>> start SOURCE PASSAGE

The last 15 years have seen extensive research into ecosystem service valuation (ESV), spurred by the Millenium Ecosystem Assessment in 2005 (Baveye, Baveye & Gowdy, 2016). Ecosystem services are defined as “the benefits people obtain from ecosystems” (Millenium Ecosystem Assessment, p.V). For example, ecosystems provide the service of sequestering carbon which helps regulate the climate. Valuation means giving ecosystems or their services a monetary price, for example researchers have estimated that the carbon sequestration services of the Mediterranean Sea is between 100 and 1500 million euros per year. The idea of ESV was a response to the overuse of natural resources and degradation of ecosystems, allegedly due to their undervaluation and exclusion from the monetary economy. ESV can be used (1) for policy decision-making, for example allocating funding to a reforestation project (2) for setting payments to people who increase ecosystem services, for example a farmer increasing the organic carbon content of their soil, and (3) for determining fees for people who degrade ecosystem services, for example a company that causes deforestation.

>> end SOURCE PASSAGE
>> start RECORDED INFORMATION

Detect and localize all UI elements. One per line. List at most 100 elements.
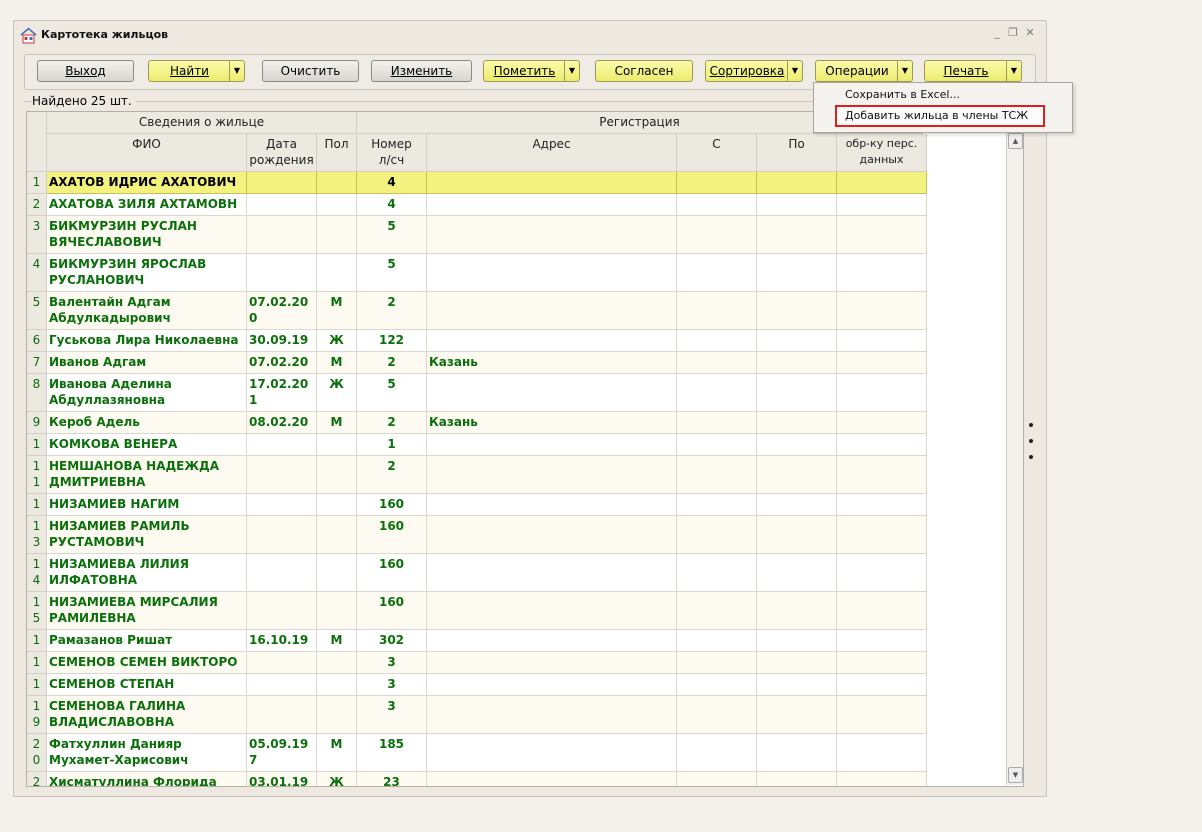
sex-cell: Ж	[317, 330, 357, 352]
address-cell	[427, 734, 677, 772]
agree-button[interactable]: Согласен	[595, 60, 693, 82]
splitter-dot-icon	[1029, 439, 1033, 443]
operations-dropdown-icon[interactable]: ▼	[897, 61, 912, 81]
consent-cell	[837, 494, 927, 516]
account-cell: 3	[357, 652, 427, 674]
from-cell	[677, 772, 757, 786]
operations-button[interactable]: Операции ▼	[815, 60, 913, 82]
consent-column-header[interactable]: обр-ку перс. данных	[837, 134, 927, 172]
scroll-up-icon[interactable]: ▲	[1008, 133, 1023, 149]
dob-cell	[247, 516, 317, 554]
to-cell	[757, 374, 837, 412]
account-cell: 4	[357, 172, 427, 194]
consent-cell	[837, 330, 927, 352]
find-dropdown-icon[interactable]: ▼	[229, 61, 244, 81]
row-number: 1	[27, 494, 47, 516]
address-cell	[427, 194, 677, 216]
dob-column-header[interactable]: Дата рождения	[247, 134, 317, 172]
address-cell: Казань	[427, 412, 677, 434]
fio-column-header[interactable]: ФИО	[47, 134, 247, 172]
from-cell	[677, 194, 757, 216]
menu-item-add-member[interactable]: Добавить жильца в члены ТСЖ	[845, 109, 1028, 122]
row-number: 1 3	[27, 516, 47, 554]
row-number: 1 1	[27, 456, 47, 494]
edit-button[interactable]: Изменить	[371, 60, 472, 82]
fio-cell: Валентайн Адгам Абдулкадырович	[47, 292, 247, 330]
consent-cell	[837, 630, 927, 652]
from-cell	[677, 734, 757, 772]
account-cell: 4	[357, 194, 427, 216]
sex-cell	[317, 216, 357, 254]
clear-button[interactable]: Очистить	[262, 60, 359, 82]
fio-cell: Фатхуллин Данияр Мухамет-Харисович	[47, 734, 247, 772]
fio-cell: Кероб Адель	[47, 412, 247, 434]
fio-cell: БИКМУРЗИН РУСЛАН ВЯЧЕСЛАВОВИЧ	[47, 216, 247, 254]
consent-cell	[837, 194, 927, 216]
from-cell	[677, 216, 757, 254]
account-cell: 302	[357, 630, 427, 652]
to-cell	[757, 652, 837, 674]
address-cell	[427, 292, 677, 330]
row-number: 2	[27, 194, 47, 216]
vertical-scrollbar[interactable]: ▲ ▼	[1006, 131, 1023, 785]
sex-cell	[317, 652, 357, 674]
to-cell	[757, 412, 837, 434]
consent-cell	[837, 434, 927, 456]
menu-item-save-excel[interactable]: Сохранить в Excel...	[845, 88, 960, 101]
from-column-header[interactable]: С	[677, 134, 757, 172]
minimize-icon[interactable]: _	[991, 27, 1003, 39]
fio-cell: КОМКОВА ВЕНЕРА	[47, 434, 247, 456]
dob-cell	[247, 674, 317, 696]
dob-cell: 17.02.201 1	[247, 374, 317, 412]
to-column-header[interactable]: По	[757, 134, 837, 172]
account-cell: 3	[357, 696, 427, 734]
sex-cell: М	[317, 734, 357, 772]
to-cell	[757, 592, 837, 630]
dob-cell: 03.01.195	[247, 772, 317, 786]
to-cell	[757, 696, 837, 734]
to-cell	[757, 194, 837, 216]
print-dropdown-icon[interactable]: ▼	[1006, 61, 1021, 81]
fio-cell: АХАТОВА ЗИЛЯ АХТАМОВНА	[47, 194, 247, 216]
address-column-header[interactable]: Адрес	[427, 134, 677, 172]
row-number: 5	[27, 292, 47, 330]
sex-cell: Ж	[317, 374, 357, 412]
account-cell: 3	[357, 674, 427, 696]
dob-cell: 08.02.201	[247, 412, 317, 434]
splitter-dot-icon	[1029, 423, 1033, 427]
find-button[interactable]: Найти ▼	[148, 60, 245, 82]
consent-cell	[837, 652, 927, 674]
to-cell	[757, 494, 837, 516]
address-cell	[427, 254, 677, 292]
account-column-header[interactable]: Номер л/сч	[357, 134, 427, 172]
sex-cell: Ж	[317, 772, 357, 786]
to-cell	[757, 254, 837, 292]
close-icon[interactable]: ✕	[1024, 27, 1036, 39]
sort-dropdown-icon[interactable]: ▼	[787, 61, 802, 81]
fio-cell: СЕМЕНОВА ГАЛИНА ВЛАДИСЛАВОВНА	[47, 696, 247, 734]
row-number: 1	[27, 630, 47, 652]
maximize-icon[interactable]: ❐	[1007, 27, 1019, 39]
dob-cell	[247, 494, 317, 516]
mark-button[interactable]: Пометить ▼	[483, 60, 580, 82]
exit-button[interactable]: Выход	[37, 60, 134, 82]
sex-column-header[interactable]: Пол	[317, 134, 357, 172]
dob-cell: 16.10.199	[247, 630, 317, 652]
sort-button[interactable]: Сортировка ▼	[705, 60, 803, 82]
row-number: 3	[27, 216, 47, 254]
from-cell	[677, 374, 757, 412]
address-cell	[427, 494, 677, 516]
to-cell	[757, 216, 837, 254]
dob-cell	[247, 194, 317, 216]
print-button[interactable]: Печать ▼	[924, 60, 1022, 82]
mark-dropdown-icon[interactable]: ▼	[564, 61, 579, 81]
address-cell	[427, 554, 677, 592]
consent-cell	[837, 734, 927, 772]
from-cell	[677, 696, 757, 734]
from-cell	[677, 352, 757, 374]
fio-cell: СЕМЕНОВ СЕМЕН ВИКТОРОВИЧ	[47, 652, 247, 674]
splitter-dot-icon	[1029, 455, 1033, 459]
fio-cell: НИЗАМИЕВА ЛИЛИЯ ИЛФАТОВНА	[47, 554, 247, 592]
dob-cell	[247, 554, 317, 592]
scroll-down-icon[interactable]: ▼	[1008, 767, 1023, 783]
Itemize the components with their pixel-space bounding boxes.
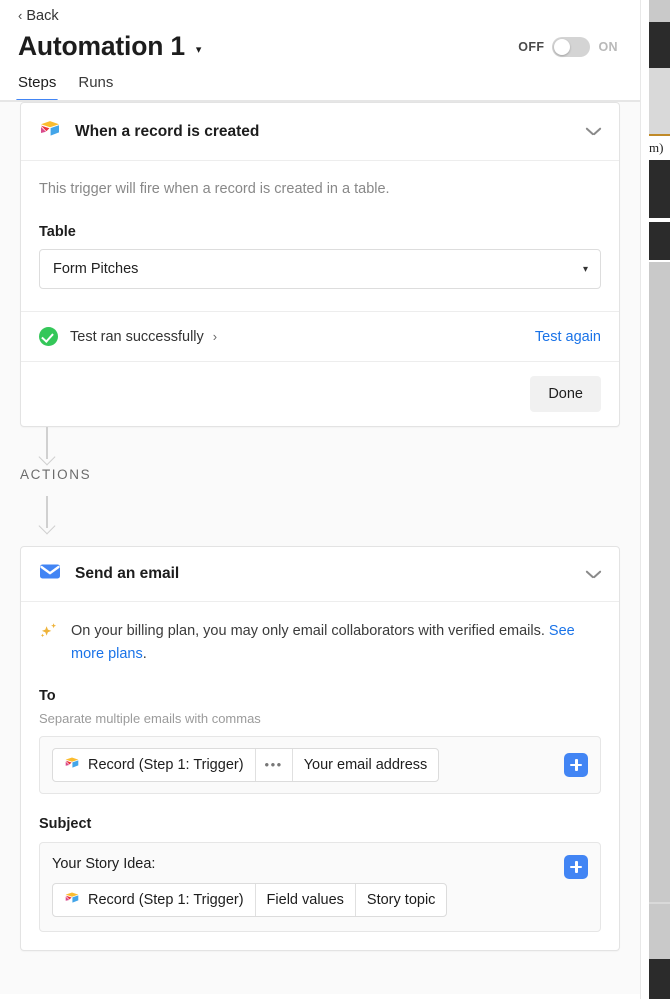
subject-field-label: Subject bbox=[39, 815, 92, 832]
token-record-step1-label: Record (Step 1: Trigger) bbox=[88, 891, 244, 908]
test-again-link[interactable]: Test again bbox=[535, 329, 601, 345]
automation-enable-toggle[interactable] bbox=[552, 36, 591, 57]
back-row: ‹ Back bbox=[0, 0, 640, 25]
page-title: Automation 1 bbox=[18, 31, 185, 61]
add-to-token-button[interactable] bbox=[564, 752, 588, 777]
connector-arrowhead bbox=[38, 448, 56, 466]
back-label: Back bbox=[26, 7, 59, 24]
email-card-header[interactable]: Send an email bbox=[21, 547, 619, 603]
email-action-title: Send an email bbox=[75, 565, 180, 583]
token-record-step1[interactable]: Record (Step 1: Trigger) bbox=[53, 748, 256, 781]
done-button[interactable]: Done bbox=[530, 376, 601, 413]
billing-notice: On your billing plan, you may only email… bbox=[21, 602, 619, 666]
trigger-footer: Done bbox=[21, 361, 619, 426]
back-chevron-icon: ‹ bbox=[18, 8, 23, 23]
subject-field-input[interactable]: Your Story Idea: Record (Step 1: Trigger… bbox=[39, 841, 601, 932]
bg-strip-9 bbox=[649, 959, 670, 999]
connector-arrowhead bbox=[38, 517, 56, 535]
airtable-record-icon bbox=[64, 891, 80, 909]
email-card-body: To Separate multiple emails with commas bbox=[21, 688, 619, 950]
tab-bar: Steps Runs bbox=[0, 62, 640, 102]
token-record-step1[interactable]: Record (Step 1: Trigger) bbox=[53, 883, 256, 916]
bg-strip-1 bbox=[649, 0, 670, 22]
table-select[interactable]: Form Pitches ▾ bbox=[39, 249, 601, 290]
table-select-value: Form Pitches bbox=[53, 261, 139, 278]
add-subject-token-button[interactable] bbox=[564, 854, 588, 879]
billing-notice-text-before: On your billing plan, you may only email… bbox=[71, 623, 549, 640]
bg-strip-accent bbox=[649, 134, 670, 136]
email-action-card: Send an email On your billing plan, you … bbox=[20, 546, 620, 951]
ellipsis-icon[interactable]: ••• bbox=[256, 748, 293, 781]
to-field-hint: Separate multiple emails with commas bbox=[39, 710, 261, 726]
subject-text-line: Your Story Idea: bbox=[52, 855, 156, 872]
billing-notice-text: On your billing plan, you may only email… bbox=[71, 620, 601, 666]
title-dropdown-caret-icon[interactable]: ▾ bbox=[196, 43, 202, 56]
back-link[interactable]: ‹ Back bbox=[18, 8, 59, 24]
token-story-topic[interactable]: Story topic bbox=[356, 884, 446, 916]
add-subject-token-button-wrap bbox=[564, 854, 588, 879]
subject-token-group: Record (Step 1: Trigger) Field values St… bbox=[52, 882, 448, 917]
airtable-record-icon bbox=[39, 119, 61, 144]
tab-runs[interactable]: Runs bbox=[78, 74, 113, 102]
chevron-down-icon[interactable] bbox=[586, 570, 601, 579]
test-details-chevron-icon[interactable]: › bbox=[213, 329, 217, 344]
billing-notice-text-after: . bbox=[142, 645, 147, 662]
toggle-off-label: OFF bbox=[518, 39, 545, 54]
actions-section-label: ACTIONS bbox=[20, 467, 92, 483]
toggle-on-label: ON bbox=[598, 39, 618, 54]
panel-edge-divider bbox=[640, 0, 641, 999]
sparkle-icon bbox=[39, 621, 59, 666]
bg-strip-5 bbox=[649, 222, 670, 260]
background-window-sliver: m) bbox=[640, 0, 670, 999]
envelope-icon bbox=[39, 563, 61, 585]
automation-panel: ‹ Back Automation 1 ▾ OFF ON Steps Runs bbox=[0, 0, 640, 999]
bg-strip-3 bbox=[649, 68, 670, 134]
chevron-down-icon[interactable] bbox=[586, 127, 601, 136]
tab-steps[interactable]: Steps bbox=[15, 74, 59, 102]
to-token-group: Record (Step 1: Trigger) ••• Your email … bbox=[52, 747, 440, 782]
airtable-record-icon bbox=[64, 756, 80, 774]
table-field-label: Table bbox=[39, 224, 76, 241]
bg-strip-4 bbox=[649, 160, 670, 218]
test-status-text: Test ran successfully bbox=[70, 328, 204, 345]
success-check-icon bbox=[39, 327, 58, 347]
to-field-label: To bbox=[39, 687, 56, 704]
bg-strip-6 bbox=[649, 262, 670, 902]
test-status-row: Test ran successfully › Test again bbox=[21, 311, 619, 361]
token-field-values[interactable]: Field values bbox=[256, 883, 356, 916]
trigger-card: When a record is created This trigger wi… bbox=[20, 102, 620, 428]
steps-scroll-area[interactable]: When a record is created This trigger wi… bbox=[0, 102, 640, 994]
bg-partial-text: m) bbox=[649, 140, 664, 155]
toggle-knob bbox=[554, 38, 571, 55]
automation-toggle-group: OFF ON bbox=[518, 36, 618, 57]
app-root: ‹ Back Automation 1 ▾ OFF ON Steps Runs bbox=[0, 0, 670, 999]
bg-strip-8 bbox=[649, 904, 670, 959]
title-row: Automation 1 ▾ OFF ON bbox=[0, 25, 640, 62]
trigger-card-body: This trigger will fire when a record is … bbox=[21, 161, 619, 290]
trigger-card-header[interactable]: When a record is created bbox=[21, 103, 619, 161]
trigger-description: This trigger will fire when a record is … bbox=[39, 181, 390, 197]
token-your-email-address[interactable]: Your email address bbox=[293, 749, 439, 781]
token-record-step1-label: Record (Step 1: Trigger) bbox=[88, 756, 244, 773]
to-field-input[interactable]: Record (Step 1: Trigger) ••• Your email … bbox=[39, 735, 601, 794]
bg-strip-2 bbox=[649, 22, 670, 68]
trigger-title: When a record is created bbox=[75, 122, 260, 140]
chevron-down-icon: ▾ bbox=[582, 263, 588, 275]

>> end RECORDED INFORMATION

» TASK REQUIREMENTS
1. Condense the paragraph of the ecosystem service valuation passage that begins "The last 15 years have seen" into a bulleted list that keeps its main facts.
2. In the records, reproduce the lines verbatim, starting at the line that contains "subject-field-label: Subject bbox=[39, 815, 92, 832]" and ending after the line that contains "email-action-title: Send an".
The text and the records are unrelated material.

» IN RESPONSE
1.
- Ecosystem service valuation (ESV) has been researched extensively over the last 15 years, spurred by the Millenium Ecosystem Assessment in 2005.
- Ecosystem services are "the benefits people obtain from ecosystems." One example is carbon sequestration, which helps regulate the climate.
- Valuation gives ecosystems or their services a monetary price. Researchers have estimated the Mediterranean Sea's carbon sequestration services at 100 to 1500 million euros per year.
- ESV arose as a response to the overuse of natural resources and the degradation of ecosystems, allegedly caused by undervaluing them and leaving them out of the monetary economy.
- ESV can be used for:
  1. policy decisions, such as funding a reforestation project
  2. setting payments to people who increase ecosystem services, such as a farmer who raises the organic carbon content of their soil
  3. setting fees for people who degrade ecosystem services, such as a company that causes deforestation

2.
subject-field-label: Subject bbox=[39, 815, 92, 832]
token-record-step1-label: Record (Step 1: Trigger) bbox=[88, 891, 244, 908]
test-again-link[interactable]: Test again bbox=[535, 329, 601, 345]
automation-enable-toggle[interactable] bbox=[552, 36, 591, 57]
back-row: ‹ Back bbox=[0, 0, 640, 25]
page-title: Automation 1 bbox=[18, 31, 185, 61]
add-to-token-button[interactable] bbox=[564, 752, 588, 777]
connector-arrowhead bbox=[38, 448, 56, 466]
back-label: Back bbox=[26, 7, 59, 24]
email-card-header[interactable]: Send an email bbox=[21, 547, 619, 603]
email-action-title: Send an email bbox=[75, 565, 180, 583]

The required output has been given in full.